ФРАГМЕНТ ИСТОЧНИКА:
* * * * * * *
Спор о Белинском. Ответ критикам - [14]
Я перейду теперь к разбору тех опровержений, которыми оппоненты встретили мои указания на отдельные эстетические ошибки Белинского.
Н. Л. Бродский и Ч. В-ский возражают на мою ссылку, что Белинский, по собственному признанию, «понимающий и ценящий поэтический талант» Лермонтова, как раз оттого и предлагает ему не вносить в собрание своих сочинений «Ангела» и «Узника» – того, как выразился я, «без чего Лермонтов не Лермонтов». С моей оценкой «Ангела» г. В-ский согласен; но вот и он, и г. Бродский все-таки находят, что я не прав; г. Бродский сенсационно, курсивом, изобличает меня даже в том, что к своему выводу я пришел, «не дочитав рецензии Белинского до конца». А этот конец (мне, само собою разумеется, ведомый столько же, сколько и отделенное от него несколькими строчками начало) гласит, что «эти два стихотворения недурны, даже хороши, но только не превосходны, а без этого не могут быть хороши, когда под ними подписано имя г. Лермонтова».
* * * * * * *
Записи из набора данных:
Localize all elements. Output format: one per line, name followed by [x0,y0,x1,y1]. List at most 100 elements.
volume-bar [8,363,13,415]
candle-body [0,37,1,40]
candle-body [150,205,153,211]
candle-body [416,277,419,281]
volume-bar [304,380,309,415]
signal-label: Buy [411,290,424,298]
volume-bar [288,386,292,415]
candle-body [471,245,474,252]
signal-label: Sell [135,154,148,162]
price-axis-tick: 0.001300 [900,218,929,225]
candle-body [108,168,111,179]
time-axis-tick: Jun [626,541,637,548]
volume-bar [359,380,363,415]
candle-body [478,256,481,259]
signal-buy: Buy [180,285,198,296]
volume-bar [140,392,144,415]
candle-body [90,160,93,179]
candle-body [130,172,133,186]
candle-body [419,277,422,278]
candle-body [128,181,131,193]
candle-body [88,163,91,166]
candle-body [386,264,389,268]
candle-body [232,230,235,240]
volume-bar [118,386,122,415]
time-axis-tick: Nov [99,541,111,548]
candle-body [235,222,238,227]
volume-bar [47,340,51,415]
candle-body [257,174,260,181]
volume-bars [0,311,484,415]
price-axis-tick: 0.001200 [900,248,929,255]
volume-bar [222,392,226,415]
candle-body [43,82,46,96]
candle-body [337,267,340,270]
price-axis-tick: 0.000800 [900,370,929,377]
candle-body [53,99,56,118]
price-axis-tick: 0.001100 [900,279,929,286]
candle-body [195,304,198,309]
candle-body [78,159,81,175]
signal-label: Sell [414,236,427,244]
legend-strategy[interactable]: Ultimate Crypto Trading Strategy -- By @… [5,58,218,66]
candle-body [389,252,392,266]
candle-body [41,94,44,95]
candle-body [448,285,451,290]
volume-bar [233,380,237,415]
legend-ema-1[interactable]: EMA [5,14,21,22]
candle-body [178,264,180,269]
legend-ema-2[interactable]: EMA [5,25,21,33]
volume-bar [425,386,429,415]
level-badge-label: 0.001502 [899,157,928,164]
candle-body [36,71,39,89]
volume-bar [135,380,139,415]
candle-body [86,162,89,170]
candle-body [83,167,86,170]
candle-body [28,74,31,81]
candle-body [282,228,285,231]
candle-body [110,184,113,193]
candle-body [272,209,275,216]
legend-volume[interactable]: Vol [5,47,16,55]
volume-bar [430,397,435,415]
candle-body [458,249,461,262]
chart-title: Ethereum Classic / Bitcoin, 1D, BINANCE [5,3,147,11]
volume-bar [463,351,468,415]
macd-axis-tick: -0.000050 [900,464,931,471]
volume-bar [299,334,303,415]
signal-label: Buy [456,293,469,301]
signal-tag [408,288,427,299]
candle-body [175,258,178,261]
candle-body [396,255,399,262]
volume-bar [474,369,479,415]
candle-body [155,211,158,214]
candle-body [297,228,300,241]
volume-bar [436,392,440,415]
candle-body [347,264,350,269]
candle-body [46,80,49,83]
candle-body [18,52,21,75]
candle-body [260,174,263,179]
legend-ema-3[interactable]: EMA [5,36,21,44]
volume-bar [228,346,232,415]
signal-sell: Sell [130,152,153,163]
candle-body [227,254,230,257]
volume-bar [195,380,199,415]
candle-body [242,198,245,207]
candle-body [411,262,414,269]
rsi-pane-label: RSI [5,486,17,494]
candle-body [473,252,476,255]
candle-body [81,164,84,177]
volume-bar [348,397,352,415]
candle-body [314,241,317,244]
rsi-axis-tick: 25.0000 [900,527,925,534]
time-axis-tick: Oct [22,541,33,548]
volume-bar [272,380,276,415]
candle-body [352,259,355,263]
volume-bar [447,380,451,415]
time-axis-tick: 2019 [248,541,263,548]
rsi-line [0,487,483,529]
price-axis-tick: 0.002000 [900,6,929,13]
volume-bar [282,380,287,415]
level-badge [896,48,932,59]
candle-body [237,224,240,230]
* * * * * * *
ЦЕЛЬ УПРАЖНЕНИЯ: Продолжите фрагмент о споре вокруг Белинского, начав сразу после его последнего предложения.

ОТВЕТ НА ЗАДАНИЕ:
Не говоря уже о наивности такой скалы (недурное, хорошее, превосходное), – конец рецензии расшатывает ли сколько-нибудь ее начало, ее гнетущую суть – надежду, что Лермонтов вычеркнет из своей поэзии «Ангела»? И пусть Белинский, как отмечает г. Ч. В-ский, угадал, что названные два стихотворения – «очень ранние» у Лермонтова; пусть он всегда был противником таких предназначенных для широкой публики собраний, в которые входит каждая строчка писателя, – все это не имеет никакого отношения к делу и ничуть не колеблет приведенного мною факта, что знаменитый критик не считал для Лермонтова характерным и достойным «Ангела» (и «Узника») Дополнением к печатному отзыву об этих произведениях и оправданием слов моих, а не гг. Бродского и В-ского, является следующий отрывок из письма Белинского – о тех же «Ангеле» и «Узнике»: «Стихи Лермонтова недостойны его имени, они едва ли и войдут в издание ею сочинений… и я их ругну» (Письма, II, 70).
Кстати, он же и «Последнее новоселье» Лермонтова называл «гадостью» (Письма, II, 249).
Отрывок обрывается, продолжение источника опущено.